Using the listing below, select the lines with the word "JSOC" and copy them.

§

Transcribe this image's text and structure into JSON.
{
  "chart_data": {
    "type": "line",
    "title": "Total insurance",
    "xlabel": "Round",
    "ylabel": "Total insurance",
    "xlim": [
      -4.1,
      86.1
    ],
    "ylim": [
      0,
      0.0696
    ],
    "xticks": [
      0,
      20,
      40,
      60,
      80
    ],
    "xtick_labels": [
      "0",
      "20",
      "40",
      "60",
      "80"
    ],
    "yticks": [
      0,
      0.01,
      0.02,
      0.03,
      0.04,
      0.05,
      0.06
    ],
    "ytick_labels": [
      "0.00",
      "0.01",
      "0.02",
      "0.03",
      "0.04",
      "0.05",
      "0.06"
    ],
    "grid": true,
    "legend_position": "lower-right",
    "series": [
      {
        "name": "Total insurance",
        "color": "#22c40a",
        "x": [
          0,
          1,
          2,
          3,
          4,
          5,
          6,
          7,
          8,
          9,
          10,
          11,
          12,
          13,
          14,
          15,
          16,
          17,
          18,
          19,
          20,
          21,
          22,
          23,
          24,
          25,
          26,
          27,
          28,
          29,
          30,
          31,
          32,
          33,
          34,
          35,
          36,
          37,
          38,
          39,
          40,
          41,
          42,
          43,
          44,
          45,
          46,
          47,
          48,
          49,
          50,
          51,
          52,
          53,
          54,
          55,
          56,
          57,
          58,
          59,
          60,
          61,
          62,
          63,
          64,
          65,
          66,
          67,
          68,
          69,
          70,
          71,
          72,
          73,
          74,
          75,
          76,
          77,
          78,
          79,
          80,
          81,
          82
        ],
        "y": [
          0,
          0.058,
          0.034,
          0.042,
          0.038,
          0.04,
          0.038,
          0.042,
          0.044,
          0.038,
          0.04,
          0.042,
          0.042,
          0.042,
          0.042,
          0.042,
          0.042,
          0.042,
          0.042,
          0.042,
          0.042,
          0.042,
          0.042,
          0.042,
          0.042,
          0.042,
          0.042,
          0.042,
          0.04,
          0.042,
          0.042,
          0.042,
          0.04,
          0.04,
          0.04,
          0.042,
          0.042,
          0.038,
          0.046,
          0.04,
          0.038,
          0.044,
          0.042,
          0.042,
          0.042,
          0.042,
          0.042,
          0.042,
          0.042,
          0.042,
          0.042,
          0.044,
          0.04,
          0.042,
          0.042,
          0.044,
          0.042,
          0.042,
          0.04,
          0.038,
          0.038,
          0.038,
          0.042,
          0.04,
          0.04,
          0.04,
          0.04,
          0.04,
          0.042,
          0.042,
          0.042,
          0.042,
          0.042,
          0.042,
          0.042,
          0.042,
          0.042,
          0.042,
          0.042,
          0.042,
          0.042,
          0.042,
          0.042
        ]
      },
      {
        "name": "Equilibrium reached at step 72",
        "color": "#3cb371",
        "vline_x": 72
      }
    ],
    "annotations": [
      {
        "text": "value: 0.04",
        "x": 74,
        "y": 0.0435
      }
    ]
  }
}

§

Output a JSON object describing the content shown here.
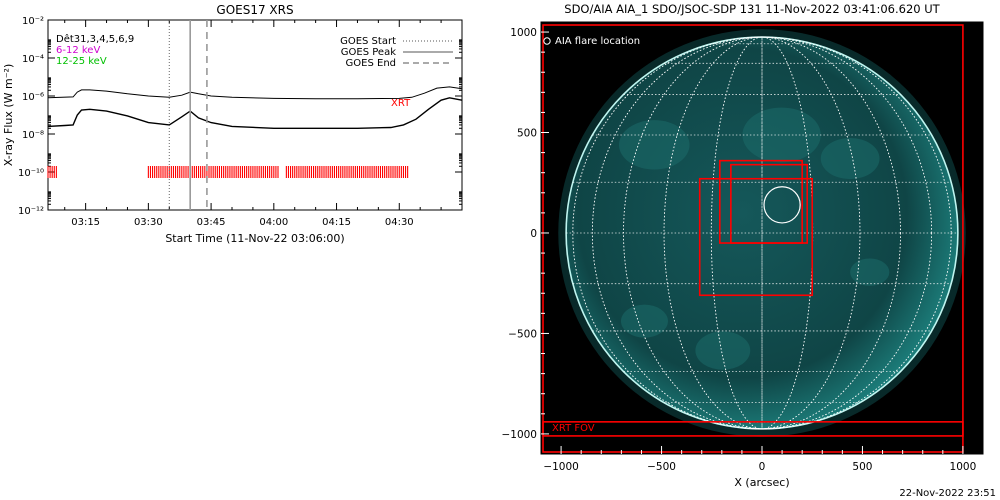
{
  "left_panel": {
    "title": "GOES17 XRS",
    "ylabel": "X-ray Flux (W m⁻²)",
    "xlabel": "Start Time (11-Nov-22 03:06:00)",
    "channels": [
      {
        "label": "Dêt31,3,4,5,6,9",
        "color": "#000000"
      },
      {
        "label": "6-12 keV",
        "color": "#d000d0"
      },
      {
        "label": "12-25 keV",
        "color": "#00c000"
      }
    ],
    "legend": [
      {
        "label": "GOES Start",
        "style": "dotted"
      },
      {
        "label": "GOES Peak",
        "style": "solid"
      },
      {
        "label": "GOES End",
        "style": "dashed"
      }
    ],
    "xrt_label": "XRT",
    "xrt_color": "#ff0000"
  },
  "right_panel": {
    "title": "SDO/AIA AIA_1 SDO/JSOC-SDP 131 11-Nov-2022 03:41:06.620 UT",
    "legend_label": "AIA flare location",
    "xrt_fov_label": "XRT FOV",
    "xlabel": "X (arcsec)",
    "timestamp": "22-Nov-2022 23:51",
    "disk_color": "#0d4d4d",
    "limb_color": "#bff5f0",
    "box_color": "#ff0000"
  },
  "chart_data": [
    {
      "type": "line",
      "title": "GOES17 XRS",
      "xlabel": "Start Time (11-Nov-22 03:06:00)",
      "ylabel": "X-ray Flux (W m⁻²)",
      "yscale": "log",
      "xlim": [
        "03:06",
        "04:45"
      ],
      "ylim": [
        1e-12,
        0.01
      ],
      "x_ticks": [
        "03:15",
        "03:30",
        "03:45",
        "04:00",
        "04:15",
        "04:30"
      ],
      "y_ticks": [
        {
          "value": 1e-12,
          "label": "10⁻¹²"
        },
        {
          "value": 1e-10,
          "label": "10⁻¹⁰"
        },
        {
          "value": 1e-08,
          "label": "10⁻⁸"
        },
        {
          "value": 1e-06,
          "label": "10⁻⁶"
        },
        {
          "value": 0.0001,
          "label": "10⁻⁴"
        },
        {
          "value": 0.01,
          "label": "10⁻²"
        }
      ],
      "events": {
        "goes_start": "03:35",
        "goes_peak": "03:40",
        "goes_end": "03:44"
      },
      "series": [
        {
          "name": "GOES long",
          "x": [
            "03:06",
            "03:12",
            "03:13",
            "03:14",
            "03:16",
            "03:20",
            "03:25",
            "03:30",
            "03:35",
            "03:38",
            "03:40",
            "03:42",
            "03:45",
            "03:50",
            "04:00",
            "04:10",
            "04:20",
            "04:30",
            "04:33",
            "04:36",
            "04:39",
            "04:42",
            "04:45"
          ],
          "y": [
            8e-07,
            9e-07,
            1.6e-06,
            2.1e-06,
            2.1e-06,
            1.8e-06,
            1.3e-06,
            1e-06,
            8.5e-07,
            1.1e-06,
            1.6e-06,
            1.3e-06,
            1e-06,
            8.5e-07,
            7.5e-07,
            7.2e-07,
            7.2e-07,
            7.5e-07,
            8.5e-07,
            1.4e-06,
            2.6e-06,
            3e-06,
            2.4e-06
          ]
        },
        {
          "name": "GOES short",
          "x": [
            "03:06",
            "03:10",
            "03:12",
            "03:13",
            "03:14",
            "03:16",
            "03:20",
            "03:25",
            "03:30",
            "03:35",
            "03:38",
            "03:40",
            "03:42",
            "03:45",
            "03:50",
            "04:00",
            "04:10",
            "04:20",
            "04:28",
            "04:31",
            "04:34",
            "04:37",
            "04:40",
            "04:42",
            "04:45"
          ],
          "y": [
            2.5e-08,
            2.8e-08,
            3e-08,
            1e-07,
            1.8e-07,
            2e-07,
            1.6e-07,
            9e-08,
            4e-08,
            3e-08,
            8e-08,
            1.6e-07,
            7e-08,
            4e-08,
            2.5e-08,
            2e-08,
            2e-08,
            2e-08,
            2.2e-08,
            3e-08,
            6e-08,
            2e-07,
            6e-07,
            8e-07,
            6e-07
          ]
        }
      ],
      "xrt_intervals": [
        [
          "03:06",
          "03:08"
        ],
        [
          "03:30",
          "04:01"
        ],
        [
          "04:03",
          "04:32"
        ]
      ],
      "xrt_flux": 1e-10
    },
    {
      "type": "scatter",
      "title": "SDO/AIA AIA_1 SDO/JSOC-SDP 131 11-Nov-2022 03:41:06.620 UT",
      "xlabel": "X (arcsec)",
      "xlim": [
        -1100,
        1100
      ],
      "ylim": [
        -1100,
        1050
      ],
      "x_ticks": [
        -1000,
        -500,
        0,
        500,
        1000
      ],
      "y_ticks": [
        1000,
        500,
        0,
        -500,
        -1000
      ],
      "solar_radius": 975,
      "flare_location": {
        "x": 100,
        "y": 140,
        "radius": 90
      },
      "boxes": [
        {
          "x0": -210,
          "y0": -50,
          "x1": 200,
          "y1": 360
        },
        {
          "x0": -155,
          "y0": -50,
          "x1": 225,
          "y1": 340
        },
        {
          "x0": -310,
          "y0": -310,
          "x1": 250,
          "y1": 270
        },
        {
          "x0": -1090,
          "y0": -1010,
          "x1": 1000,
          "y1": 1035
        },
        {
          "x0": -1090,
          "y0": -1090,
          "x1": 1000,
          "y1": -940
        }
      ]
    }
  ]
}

§

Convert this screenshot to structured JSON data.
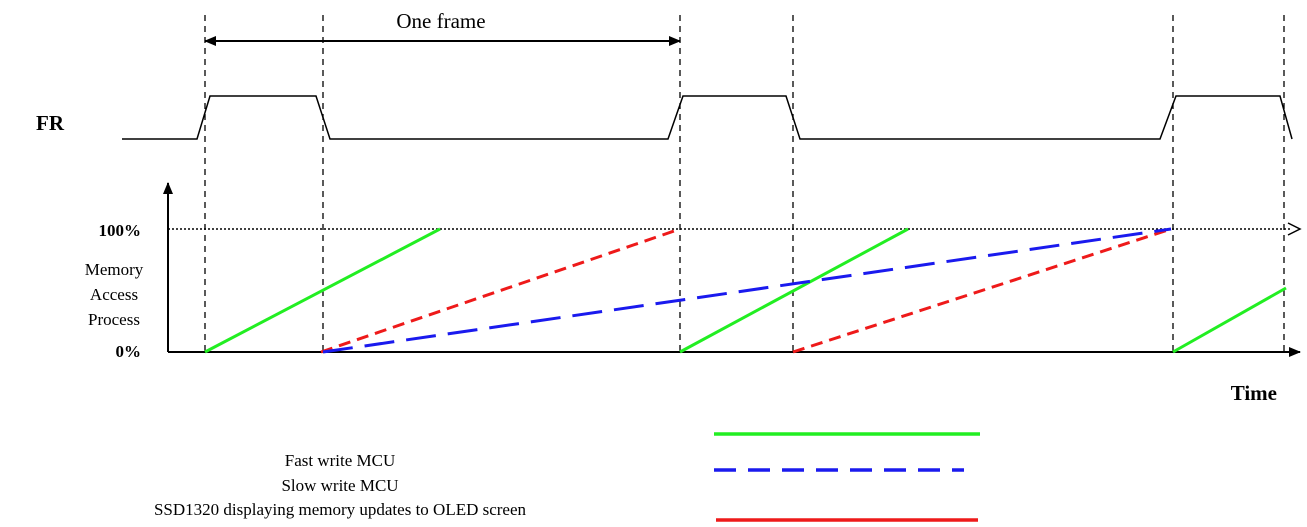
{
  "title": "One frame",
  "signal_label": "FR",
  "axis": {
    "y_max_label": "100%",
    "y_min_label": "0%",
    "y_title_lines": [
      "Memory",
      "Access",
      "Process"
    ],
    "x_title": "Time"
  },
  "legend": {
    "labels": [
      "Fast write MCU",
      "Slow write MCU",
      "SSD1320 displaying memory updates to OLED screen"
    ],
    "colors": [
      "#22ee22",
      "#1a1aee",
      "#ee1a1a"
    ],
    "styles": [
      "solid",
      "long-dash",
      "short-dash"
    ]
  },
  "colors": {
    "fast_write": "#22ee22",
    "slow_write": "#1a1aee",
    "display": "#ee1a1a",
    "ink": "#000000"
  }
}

§

• _THE OUTPUT_
    "title": "SDO/AIA AIA_1 SDO/JSOC-SDP 131 11-Nov-2022 03:41:06.620 UT",
      "title": "SDO/AIA AIA_1 SDO/JSOC-SDP 131 11-Nov-2022 03:41:06.620 UT",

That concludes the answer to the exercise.